The exercise = How many of the lines that follow contain the word "content"? Give only the number.

(Stored entries)
************

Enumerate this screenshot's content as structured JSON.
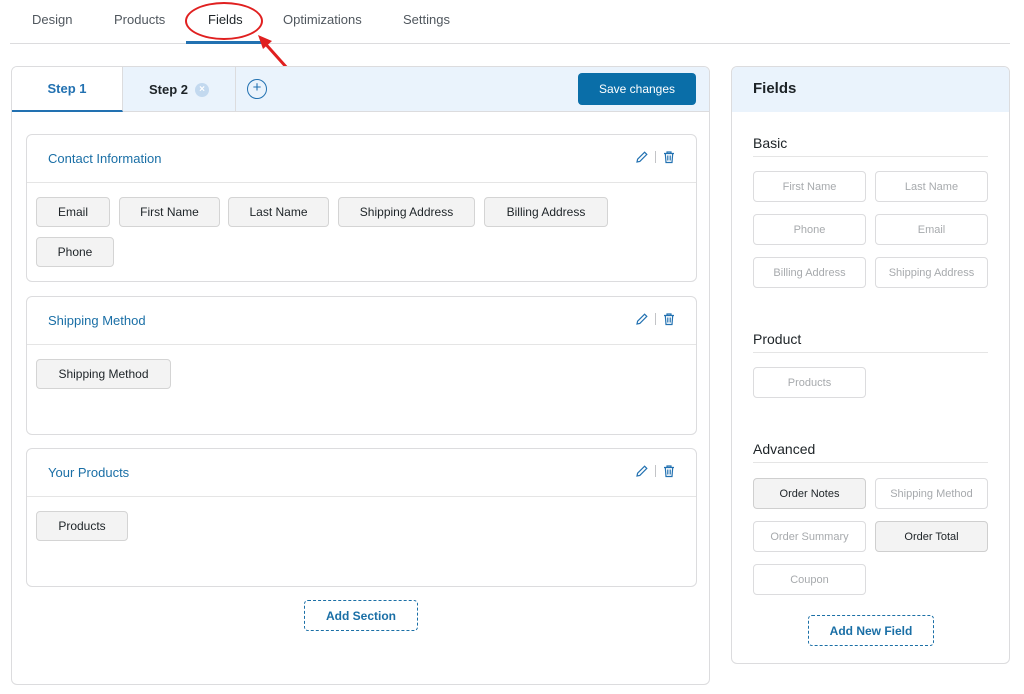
{
  "top_nav": {
    "tabs": [
      "Design",
      "Products",
      "Fields",
      "Optimizations",
      "Settings"
    ],
    "active": "Fields"
  },
  "steps": {
    "tabs": [
      "Step 1",
      "Step 2"
    ],
    "close_icon": "×",
    "add_icon": "+",
    "save_label": "Save changes"
  },
  "sections": [
    {
      "title": "Contact Information",
      "fields": [
        "Email",
        "First Name",
        "Last Name",
        "Shipping Address",
        "Billing Address",
        "Phone"
      ]
    },
    {
      "title": "Shipping Method",
      "fields": [
        "Shipping Method"
      ]
    },
    {
      "title": "Your Products",
      "fields": [
        "Products"
      ]
    }
  ],
  "add_section_label": "Add Section",
  "fields_panel": {
    "title": "Fields",
    "groups": [
      {
        "name": "Basic",
        "fields": [
          "First Name",
          "Last Name",
          "Phone",
          "Email",
          "Billing Address",
          "Shipping Address"
        ]
      },
      {
        "name": "Product",
        "fields": [
          "Products"
        ]
      },
      {
        "name": "Advanced",
        "fields": [
          "Order Notes",
          "Shipping Method",
          "Order Summary",
          "Order Total",
          "Coupon"
        ]
      }
    ],
    "add_field_label": "Add New Field"
  },
  "colors": {
    "accent": "#2271b1",
    "save_button": "#0a6ea8",
    "annotation": "#e02020",
    "panel_header": "#eaf3fc"
  },
  "icons": {
    "edit": "pencil-icon",
    "delete": "trash-icon"
  }
}
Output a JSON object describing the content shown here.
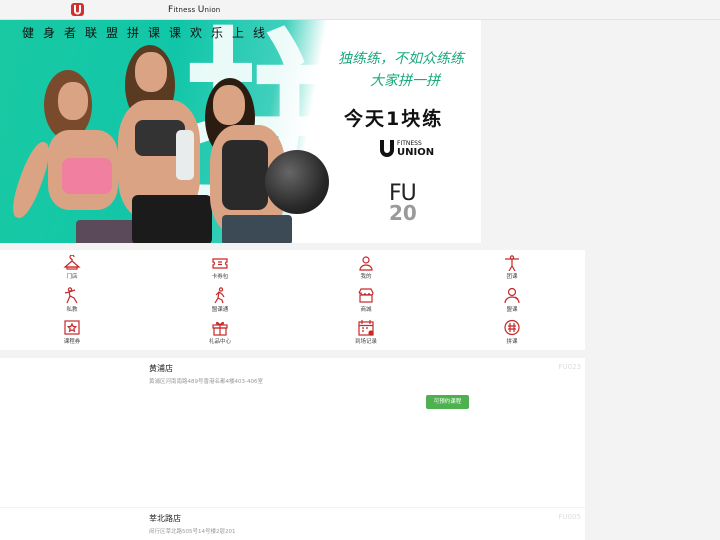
{
  "header": {
    "brand_first_f": "F",
    "brand_rest_1": "itness ",
    "brand_first_u": "U",
    "brand_rest_2": "nion"
  },
  "banner": {
    "slogan": "健身者联盟拼课课欢乐上线",
    "watermark": "拼",
    "calligraphy_line1": "独练练，不如众练练",
    "calligraphy_line2": "大家拼一拼",
    "price_line": "今天1块练",
    "logo_fitness": "FITNESS",
    "logo_union": "UNION",
    "badge_line1": "FU",
    "badge_line2": "20",
    "colors": {
      "teal": "#19c9a3",
      "calligraphy": "#1aa97e"
    }
  },
  "menu": {
    "items": [
      {
        "label": "门店",
        "icon": "hanger-icon"
      },
      {
        "label": "卡券包",
        "icon": "ticket-icon"
      },
      {
        "label": "我的",
        "icon": "user-icon"
      },
      {
        "label": "团课",
        "icon": "group-class-icon"
      },
      {
        "label": "私教",
        "icon": "personal-trainer-icon"
      },
      {
        "label": "盟课通",
        "icon": "running-person-icon"
      },
      {
        "label": "商城",
        "icon": "shop-icon"
      },
      {
        "label": "盟课",
        "icon": "coach-icon"
      },
      {
        "label": "课程券",
        "icon": "course-coupon-icon"
      },
      {
        "label": "礼品中心",
        "icon": "gift-icon"
      },
      {
        "label": "到场记录",
        "icon": "calendar-icon"
      },
      {
        "label": "拼课",
        "icon": "hash-icon"
      }
    ],
    "icon_color": "#c62828"
  },
  "stores": [
    {
      "name": "黄浦店",
      "address": "黄浦区河南南路489号香港名都4楼403-406室",
      "code": "FU023",
      "button": "可预约课程"
    },
    {
      "name": "莘北路店",
      "address": "闵行区莘北路505号14号楼2层201",
      "code": "FU005"
    }
  ],
  "button_color": "#4fb050"
}
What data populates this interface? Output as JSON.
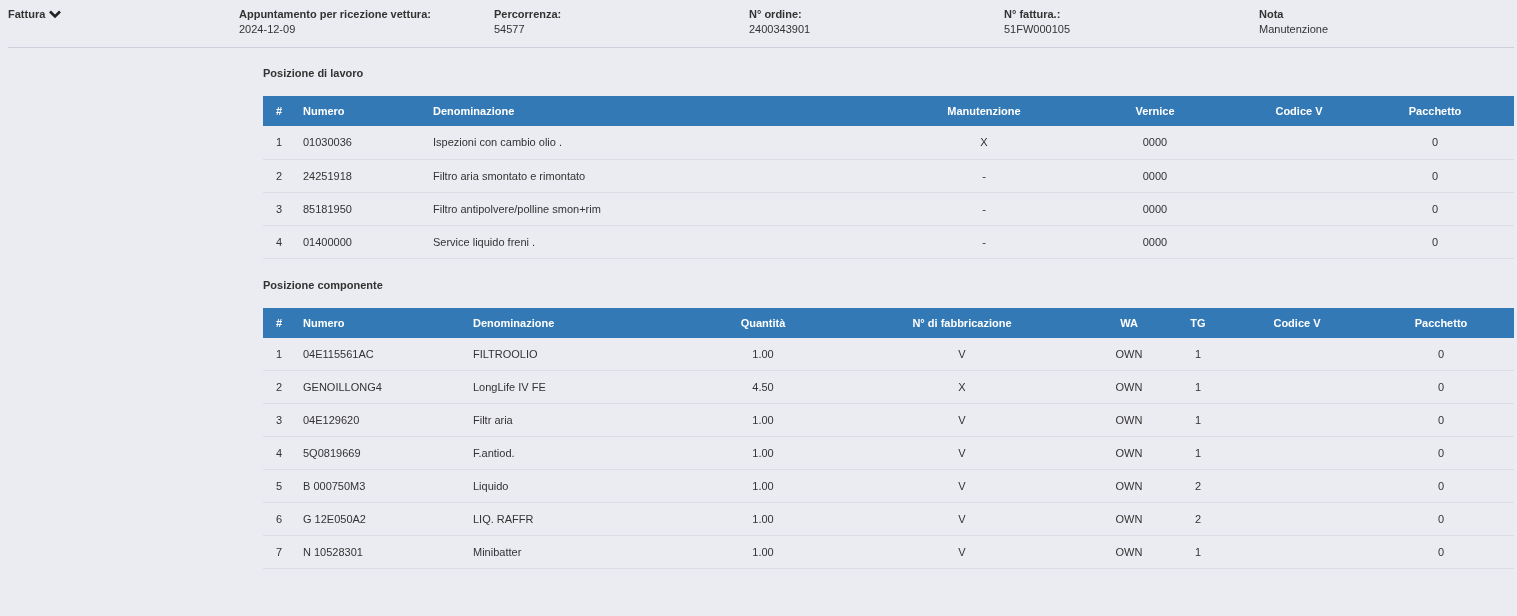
{
  "section_toggle": {
    "label": "Fattura",
    "expanded": true
  },
  "fields": [
    {
      "label": "Appuntamento per ricezione vettura:",
      "value": "2024-12-09"
    },
    {
      "label": "Percorrenza:",
      "value": "54577"
    },
    {
      "label": "N° ordine:",
      "value": "2400343901"
    },
    {
      "label": "N° fattura.:",
      "value": "51FW000105"
    },
    {
      "label": "Nota",
      "value": "Manutenzione"
    }
  ],
  "tables": [
    {
      "title": "Posizione di lavoro",
      "columns": [
        "#",
        "Numero",
        "Denominazione",
        "Manutenzione",
        "Vernice",
        "Codice V",
        "Pacchetto"
      ],
      "rows": [
        [
          "1",
          "01030036",
          "Ispezioni con cambio olio .",
          "X",
          "0000",
          "",
          "0"
        ],
        [
          "2",
          "24251918",
          "Filtro aria smontato e rimontato",
          "-",
          "0000",
          "",
          "0"
        ],
        [
          "3",
          "85181950",
          "Filtro antipolvere/polline smon+rim",
          "-",
          "0000",
          "",
          "0"
        ],
        [
          "4",
          "01400000",
          "Service liquido freni .",
          "-",
          "0000",
          "",
          "0"
        ]
      ]
    },
    {
      "title": "Posizione componente",
      "columns": [
        "#",
        "Numero",
        "Denominazione",
        "Quantità",
        "N° di fabbricazione",
        "WA",
        "TG",
        "Codice V",
        "Pacchetto"
      ],
      "rows": [
        [
          "1",
          "04E115561AC",
          "FILTROOLIO",
          "1.00",
          "V",
          "OWN",
          "1",
          "",
          "0"
        ],
        [
          "2",
          "GENOILLONG4",
          "LongLife IV FE",
          "4.50",
          "X",
          "OWN",
          "1",
          "",
          "0"
        ],
        [
          "3",
          "04E129620",
          "Filtr aria",
          "1.00",
          "V",
          "OWN",
          "1",
          "",
          "0"
        ],
        [
          "4",
          "5Q0819669",
          "F.antiod.",
          "1.00",
          "V",
          "OWN",
          "1",
          "",
          "0"
        ],
        [
          "5",
          "B 000750M3",
          "Liquido",
          "1.00",
          "V",
          "OWN",
          "2",
          "",
          "0"
        ],
        [
          "6",
          "G 12E050A2",
          "LIQ. RAFFR",
          "1.00",
          "V",
          "OWN",
          "2",
          "",
          "0"
        ],
        [
          "7",
          "N 10528301",
          "Minibatter",
          "1.00",
          "V",
          "OWN",
          "1",
          "",
          "0"
        ]
      ]
    }
  ]
}
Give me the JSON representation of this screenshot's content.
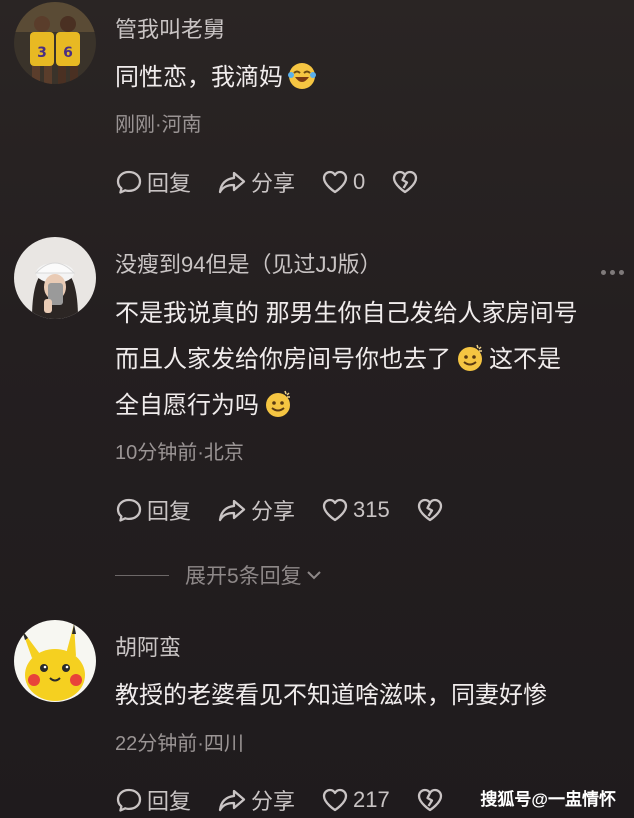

************

Result of this exercise = 3